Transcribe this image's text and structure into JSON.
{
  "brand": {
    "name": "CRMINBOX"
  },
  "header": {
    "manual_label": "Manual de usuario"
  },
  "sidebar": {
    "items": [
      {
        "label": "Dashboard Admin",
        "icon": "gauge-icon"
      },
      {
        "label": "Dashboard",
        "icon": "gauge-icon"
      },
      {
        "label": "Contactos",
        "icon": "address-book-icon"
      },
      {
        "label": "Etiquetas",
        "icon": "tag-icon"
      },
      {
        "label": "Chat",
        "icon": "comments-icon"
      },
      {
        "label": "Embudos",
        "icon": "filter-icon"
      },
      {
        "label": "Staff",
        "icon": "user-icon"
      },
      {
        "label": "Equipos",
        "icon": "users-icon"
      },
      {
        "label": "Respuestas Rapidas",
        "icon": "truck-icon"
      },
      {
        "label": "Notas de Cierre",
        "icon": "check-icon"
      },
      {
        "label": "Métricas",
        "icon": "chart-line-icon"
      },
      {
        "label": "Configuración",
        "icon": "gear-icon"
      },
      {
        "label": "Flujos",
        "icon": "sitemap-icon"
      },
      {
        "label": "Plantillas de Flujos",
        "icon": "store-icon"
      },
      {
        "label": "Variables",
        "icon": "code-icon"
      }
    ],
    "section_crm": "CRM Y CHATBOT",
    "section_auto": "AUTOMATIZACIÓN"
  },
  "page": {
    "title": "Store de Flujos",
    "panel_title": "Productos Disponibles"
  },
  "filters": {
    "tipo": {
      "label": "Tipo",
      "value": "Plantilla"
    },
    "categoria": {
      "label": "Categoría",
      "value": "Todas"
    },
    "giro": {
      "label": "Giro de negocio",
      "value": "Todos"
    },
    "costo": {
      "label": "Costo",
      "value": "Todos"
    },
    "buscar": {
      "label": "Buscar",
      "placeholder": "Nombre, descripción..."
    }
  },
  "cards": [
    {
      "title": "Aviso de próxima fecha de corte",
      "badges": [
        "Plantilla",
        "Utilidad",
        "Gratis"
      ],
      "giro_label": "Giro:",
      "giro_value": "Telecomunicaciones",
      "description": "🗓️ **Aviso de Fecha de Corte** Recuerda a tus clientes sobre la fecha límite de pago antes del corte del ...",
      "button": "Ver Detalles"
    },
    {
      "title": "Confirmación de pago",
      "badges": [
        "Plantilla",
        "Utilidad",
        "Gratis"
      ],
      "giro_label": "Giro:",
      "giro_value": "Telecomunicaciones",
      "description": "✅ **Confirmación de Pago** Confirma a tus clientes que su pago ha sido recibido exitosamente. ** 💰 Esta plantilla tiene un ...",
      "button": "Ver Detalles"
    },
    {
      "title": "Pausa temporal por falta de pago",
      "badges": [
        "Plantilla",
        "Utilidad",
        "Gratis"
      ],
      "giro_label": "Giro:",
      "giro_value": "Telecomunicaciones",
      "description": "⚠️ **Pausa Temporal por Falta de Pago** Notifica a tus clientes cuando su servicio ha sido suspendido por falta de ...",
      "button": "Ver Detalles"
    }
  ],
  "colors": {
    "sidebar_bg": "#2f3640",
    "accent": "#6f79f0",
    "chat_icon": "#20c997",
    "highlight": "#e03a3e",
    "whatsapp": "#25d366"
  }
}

**Task directions**
Copy out all of the records shown above exactly.

**Exercise answer**
Transcribe this image's text and structure into JSON.
{
  "brand": {
    "name": "CRMINBOX"
  },
  "header": {
    "manual_label": "Manual de usuario"
  },
  "sidebar": {
    "items": [
      {
        "label": "Dashboard Admin",
        "icon": "gauge-icon"
      },
      {
        "label": "Dashboard",
        "icon": "gauge-icon"
      },
      {
        "label": "Contactos",
        "icon": "address-book-icon"
      },
      {
        "label": "Etiquetas",
        "icon": "tag-icon"
      },
      {
        "label": "Chat",
        "icon": "comments-icon"
      },
      {
        "label": "Embudos",
        "icon": "filter-icon"
      },
      {
        "label": "Staff",
        "icon": "user-icon"
      },
      {
        "label": "Equipos",
        "icon": "users-icon"
      },
      {
        "label": "Respuestas Rapidas",
        "icon": "truck-icon"
      },
      {
        "label": "Notas de Cierre",
        "icon": "check-icon"
      },
      {
        "label": "Métricas",
        "icon": "chart-line-icon"
      },
      {
        "label": "Configuración",
        "icon": "gear-icon"
      },
      {
        "label": "Flujos",
        "icon": "sitemap-icon"
      },
      {
        "label": "Plantillas de Flujos",
        "icon": "store-icon"
      },
      {
        "label": "Variables",
        "icon": "code-icon"
      }
    ],
    "section_crm": "CRM Y CHATBOT",
    "section_auto": "AUTOMATIZACIÓN"
  },
  "page": {
    "title": "Store de Flujos",
    "panel_title": "Productos Disponibles"
  },
  "filters": {
    "tipo": {
      "label": "Tipo",
      "value": "Plantilla"
    },
    "categoria": {
      "label": "Categoría",
      "value": "Todas"
    },
    "giro": {
      "label": "Giro de negocio",
      "value": "Todos"
    },
    "costo": {
      "label": "Costo",
      "value": "Todos"
    },
    "buscar": {
      "label": "Buscar",
      "placeholder": "Nombre, descripción..."
    }
  },
  "cards": [
    {
      "title": "Aviso de próxima fecha de corte",
      "badges": [
        "Plantilla",
        "Utilidad",
        "Gratis"
      ],
      "giro_label": "Giro:",
      "giro_value": "Telecomunicaciones",
      "description": "🗓️ **Aviso de Fecha de Corte** Recuerda a tus clientes sobre la fecha límite de pago antes del corte del ...",
      "button": "Ver Detalles"
    },
    {
      "title": "Confirmación de pago",
      "badges": [
        "Plantilla",
        "Utilidad",
        "Gratis"
      ],
      "giro_label": "Giro:",
      "giro_value": "Telecomunicaciones",
      "description": "✅ **Confirmación de Pago** Confirma a tus clientes que su pago ha sido recibido exitosamente. ** 💰 Esta plantilla tiene un ...",
      "button": "Ver Detalles"
    },
    {
      "title": "Pausa temporal por falta de pago",
      "badges": [
        "Plantilla",
        "Utilidad",
        "Gratis"
      ],
      "giro_label": "Giro:",
      "giro_value": "Telecomunicaciones",
      "description": "⚠️ **Pausa Temporal por Falta de Pago** Notifica a tus clientes cuando su servicio ha sido suspendido por falta de ...",
      "button": "Ver Detalles"
    }
  ],
  "colors": {
    "sidebar_bg": "#2f3640",
    "accent": "#6f79f0",
    "chat_icon": "#20c997",
    "highlight": "#e03a3e",
    "whatsapp": "#25d366"
  }
}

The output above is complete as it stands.